Task to carry out:
Repeat every entry word for word, but leave the images out of your copy.

Records to use:
■ ■ ■ ■ ■
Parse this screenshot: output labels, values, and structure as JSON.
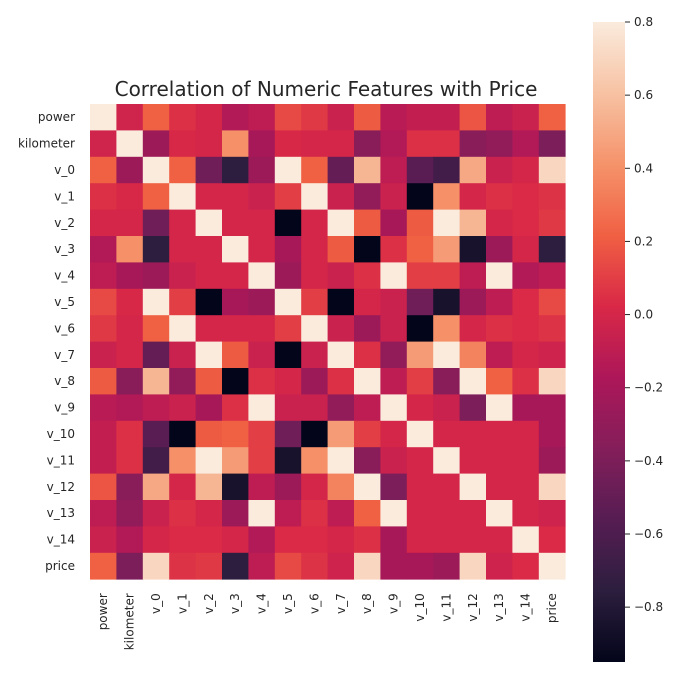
{
  "chart_data": {
    "type": "heatmap",
    "title": "Correlation of Numeric Features with Price",
    "xlabel": "",
    "ylabel": "",
    "labels": [
      "power",
      "kilometer",
      "v_0",
      "v_1",
      "v_2",
      "v_3",
      "v_4",
      "v_5",
      "v_6",
      "v_7",
      "v_8",
      "v_9",
      "v_10",
      "v_11",
      "v_12",
      "v_13",
      "v_14",
      "price"
    ],
    "values": [
      [
        1.0,
        -0.02,
        0.22,
        0.05,
        0.0,
        -0.15,
        -0.1,
        0.14,
        0.08,
        -0.05,
        0.2,
        -0.12,
        -0.08,
        -0.08,
        0.18,
        -0.1,
        -0.05,
        0.22
      ],
      [
        -0.02,
        1.0,
        -0.25,
        0.02,
        0.0,
        0.4,
        -0.2,
        0.02,
        0.0,
        0.0,
        -0.35,
        -0.15,
        0.05,
        0.05,
        -0.35,
        -0.3,
        -0.15,
        -0.4
      ],
      [
        0.22,
        -0.25,
        1.0,
        0.22,
        -0.45,
        -0.75,
        -0.25,
        0.85,
        0.22,
        -0.5,
        0.55,
        -0.1,
        -0.55,
        -0.65,
        0.5,
        -0.05,
        0.0,
        0.7
      ],
      [
        0.05,
        0.02,
        0.22,
        1.0,
        0.0,
        0.0,
        -0.05,
        0.1,
        0.95,
        -0.05,
        -0.3,
        -0.05,
        -0.95,
        0.4,
        0.0,
        0.05,
        0.03,
        0.06
      ],
      [
        0.0,
        0.0,
        -0.45,
        0.0,
        1.0,
        0.0,
        0.0,
        -0.95,
        0.0,
        0.95,
        0.2,
        -0.2,
        0.2,
        0.95,
        0.55,
        0.0,
        0.03,
        0.08
      ],
      [
        -0.15,
        0.4,
        -0.75,
        0.0,
        0.0,
        1.0,
        0.0,
        -0.2,
        0.0,
        0.2,
        -0.95,
        0.05,
        0.22,
        0.45,
        -0.85,
        -0.25,
        0.0,
        -0.75
      ],
      [
        -0.1,
        -0.2,
        -0.25,
        -0.05,
        0.0,
        0.0,
        1.0,
        -0.25,
        0.0,
        -0.05,
        0.05,
        0.95,
        0.1,
        0.1,
        -0.1,
        0.95,
        -0.15,
        -0.1
      ],
      [
        0.14,
        0.02,
        0.85,
        0.1,
        -0.95,
        -0.2,
        -0.25,
        1.0,
        0.1,
        -0.95,
        0.0,
        -0.05,
        -0.45,
        -0.85,
        -0.25,
        -0.1,
        0.03,
        0.14
      ],
      [
        0.08,
        0.0,
        0.22,
        0.95,
        0.0,
        0.0,
        0.0,
        0.1,
        1.0,
        -0.05,
        -0.25,
        -0.05,
        -0.95,
        0.4,
        0.0,
        0.05,
        0.03,
        0.06
      ],
      [
        -0.05,
        0.0,
        -0.5,
        -0.05,
        0.95,
        0.2,
        -0.05,
        -0.95,
        -0.05,
        1.0,
        0.05,
        -0.3,
        0.45,
        0.95,
        0.35,
        -0.1,
        0.0,
        -0.03
      ],
      [
        0.2,
        -0.35,
        0.55,
        -0.3,
        0.2,
        -0.95,
        0.05,
        0.0,
        -0.25,
        0.05,
        1.0,
        -0.1,
        0.1,
        -0.35,
        0.95,
        0.22,
        0.05,
        0.7
      ],
      [
        -0.12,
        -0.15,
        -0.1,
        -0.05,
        -0.2,
        0.05,
        0.95,
        -0.05,
        -0.05,
        -0.3,
        -0.1,
        1.0,
        0.0,
        -0.05,
        -0.4,
        0.95,
        -0.2,
        -0.2
      ],
      [
        -0.08,
        0.05,
        -0.55,
        -0.95,
        0.2,
        0.22,
        0.1,
        -0.45,
        -0.95,
        0.45,
        0.1,
        0.0,
        1.0,
        0.0,
        0.0,
        0.0,
        0.0,
        -0.2
      ],
      [
        -0.08,
        0.05,
        -0.65,
        0.4,
        0.95,
        0.45,
        0.1,
        -0.85,
        0.4,
        0.95,
        -0.35,
        -0.05,
        0.0,
        1.0,
        0.0,
        0.0,
        0.0,
        -0.25
      ],
      [
        0.18,
        -0.35,
        0.5,
        0.0,
        0.55,
        -0.85,
        -0.1,
        -0.25,
        0.0,
        0.35,
        0.95,
        -0.4,
        0.0,
        0.0,
        1.0,
        0.0,
        0.0,
        0.7
      ],
      [
        -0.1,
        -0.3,
        -0.05,
        0.05,
        0.0,
        -0.25,
        0.95,
        -0.1,
        0.05,
        -0.1,
        0.22,
        0.95,
        0.0,
        0.0,
        0.0,
        1.0,
        0.0,
        -0.03
      ],
      [
        -0.05,
        -0.15,
        0.0,
        0.03,
        0.03,
        0.0,
        -0.15,
        0.03,
        0.03,
        0.0,
        0.05,
        -0.2,
        0.0,
        0.0,
        0.0,
        0.0,
        1.0,
        0.03
      ],
      [
        0.22,
        -0.4,
        0.7,
        0.06,
        0.08,
        -0.75,
        -0.1,
        0.14,
        0.06,
        -0.03,
        0.7,
        -0.2,
        -0.2,
        -0.25,
        0.7,
        -0.03,
        0.03,
        1.0
      ]
    ],
    "colorbar": {
      "min": -0.95,
      "max": 0.8,
      "ticks": [
        0.8,
        0.6,
        0.4,
        0.2,
        0.0,
        -0.2,
        -0.4,
        -0.6,
        -0.8
      ],
      "tick_labels": [
        "0.8",
        "0.6",
        "0.4",
        "0.2",
        "0.0",
        "−0.2",
        "−0.4",
        "−0.6",
        "−0.8"
      ]
    },
    "colormap": "rocket",
    "colormap_stops": [
      "#03051a",
      "#2c1e3e",
      "#561d53",
      "#841e5a",
      "#ad1759",
      "#d92847",
      "#f06043",
      "#f5936b",
      "#f7c2a3",
      "#faebdd"
    ]
  }
}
■ ■ ■ ■ ■
Reply:
Parse this screenshot: output labels, values, and structure as JSON.
{
  "chart_data": {
    "type": "heatmap",
    "title": "Correlation of Numeric Features with Price",
    "xlabel": "",
    "ylabel": "",
    "labels": [
      "power",
      "kilometer",
      "v_0",
      "v_1",
      "v_2",
      "v_3",
      "v_4",
      "v_5",
      "v_6",
      "v_7",
      "v_8",
      "v_9",
      "v_10",
      "v_11",
      "v_12",
      "v_13",
      "v_14",
      "price"
    ],
    "values": [
      [
        1.0,
        -0.02,
        0.22,
        0.05,
        0.0,
        -0.15,
        -0.1,
        0.14,
        0.08,
        -0.05,
        0.2,
        -0.12,
        -0.08,
        -0.08,
        0.18,
        -0.1,
        -0.05,
        0.22
      ],
      [
        -0.02,
        1.0,
        -0.25,
        0.02,
        0.0,
        0.4,
        -0.2,
        0.02,
        0.0,
        0.0,
        -0.35,
        -0.15,
        0.05,
        0.05,
        -0.35,
        -0.3,
        -0.15,
        -0.4
      ],
      [
        0.22,
        -0.25,
        1.0,
        0.22,
        -0.45,
        -0.75,
        -0.25,
        0.85,
        0.22,
        -0.5,
        0.55,
        -0.1,
        -0.55,
        -0.65,
        0.5,
        -0.05,
        0.0,
        0.7
      ],
      [
        0.05,
        0.02,
        0.22,
        1.0,
        0.0,
        0.0,
        -0.05,
        0.1,
        0.95,
        -0.05,
        -0.3,
        -0.05,
        -0.95,
        0.4,
        0.0,
        0.05,
        0.03,
        0.06
      ],
      [
        0.0,
        0.0,
        -0.45,
        0.0,
        1.0,
        0.0,
        0.0,
        -0.95,
        0.0,
        0.95,
        0.2,
        -0.2,
        0.2,
        0.95,
        0.55,
        0.0,
        0.03,
        0.08
      ],
      [
        -0.15,
        0.4,
        -0.75,
        0.0,
        0.0,
        1.0,
        0.0,
        -0.2,
        0.0,
        0.2,
        -0.95,
        0.05,
        0.22,
        0.45,
        -0.85,
        -0.25,
        0.0,
        -0.75
      ],
      [
        -0.1,
        -0.2,
        -0.25,
        -0.05,
        0.0,
        0.0,
        1.0,
        -0.25,
        0.0,
        -0.05,
        0.05,
        0.95,
        0.1,
        0.1,
        -0.1,
        0.95,
        -0.15,
        -0.1
      ],
      [
        0.14,
        0.02,
        0.85,
        0.1,
        -0.95,
        -0.2,
        -0.25,
        1.0,
        0.1,
        -0.95,
        0.0,
        -0.05,
        -0.45,
        -0.85,
        -0.25,
        -0.1,
        0.03,
        0.14
      ],
      [
        0.08,
        0.0,
        0.22,
        0.95,
        0.0,
        0.0,
        0.0,
        0.1,
        1.0,
        -0.05,
        -0.25,
        -0.05,
        -0.95,
        0.4,
        0.0,
        0.05,
        0.03,
        0.06
      ],
      [
        -0.05,
        0.0,
        -0.5,
        -0.05,
        0.95,
        0.2,
        -0.05,
        -0.95,
        -0.05,
        1.0,
        0.05,
        -0.3,
        0.45,
        0.95,
        0.35,
        -0.1,
        0.0,
        -0.03
      ],
      [
        0.2,
        -0.35,
        0.55,
        -0.3,
        0.2,
        -0.95,
        0.05,
        0.0,
        -0.25,
        0.05,
        1.0,
        -0.1,
        0.1,
        -0.35,
        0.95,
        0.22,
        0.05,
        0.7
      ],
      [
        -0.12,
        -0.15,
        -0.1,
        -0.05,
        -0.2,
        0.05,
        0.95,
        -0.05,
        -0.05,
        -0.3,
        -0.1,
        1.0,
        0.0,
        -0.05,
        -0.4,
        0.95,
        -0.2,
        -0.2
      ],
      [
        -0.08,
        0.05,
        -0.55,
        -0.95,
        0.2,
        0.22,
        0.1,
        -0.45,
        -0.95,
        0.45,
        0.1,
        0.0,
        1.0,
        0.0,
        0.0,
        0.0,
        0.0,
        -0.2
      ],
      [
        -0.08,
        0.05,
        -0.65,
        0.4,
        0.95,
        0.45,
        0.1,
        -0.85,
        0.4,
        0.95,
        -0.35,
        -0.05,
        0.0,
        1.0,
        0.0,
        0.0,
        0.0,
        -0.25
      ],
      [
        0.18,
        -0.35,
        0.5,
        0.0,
        0.55,
        -0.85,
        -0.1,
        -0.25,
        0.0,
        0.35,
        0.95,
        -0.4,
        0.0,
        0.0,
        1.0,
        0.0,
        0.0,
        0.7
      ],
      [
        -0.1,
        -0.3,
        -0.05,
        0.05,
        0.0,
        -0.25,
        0.95,
        -0.1,
        0.05,
        -0.1,
        0.22,
        0.95,
        0.0,
        0.0,
        0.0,
        1.0,
        0.0,
        -0.03
      ],
      [
        -0.05,
        -0.15,
        0.0,
        0.03,
        0.03,
        0.0,
        -0.15,
        0.03,
        0.03,
        0.0,
        0.05,
        -0.2,
        0.0,
        0.0,
        0.0,
        0.0,
        1.0,
        0.03
      ],
      [
        0.22,
        -0.4,
        0.7,
        0.06,
        0.08,
        -0.75,
        -0.1,
        0.14,
        0.06,
        -0.03,
        0.7,
        -0.2,
        -0.2,
        -0.25,
        0.7,
        -0.03,
        0.03,
        1.0
      ]
    ],
    "colorbar": {
      "min": -0.95,
      "max": 0.8,
      "ticks": [
        0.8,
        0.6,
        0.4,
        0.2,
        0.0,
        -0.2,
        -0.4,
        -0.6,
        -0.8
      ],
      "tick_labels": [
        "0.8",
        "0.6",
        "0.4",
        "0.2",
        "0.0",
        "−0.2",
        "−0.4",
        "−0.6",
        "−0.8"
      ]
    },
    "colormap": "rocket",
    "colormap_stops": [
      "#03051a",
      "#2c1e3e",
      "#561d53",
      "#841e5a",
      "#ad1759",
      "#d92847",
      "#f06043",
      "#f5936b",
      "#f7c2a3",
      "#faebdd"
    ]
  }
}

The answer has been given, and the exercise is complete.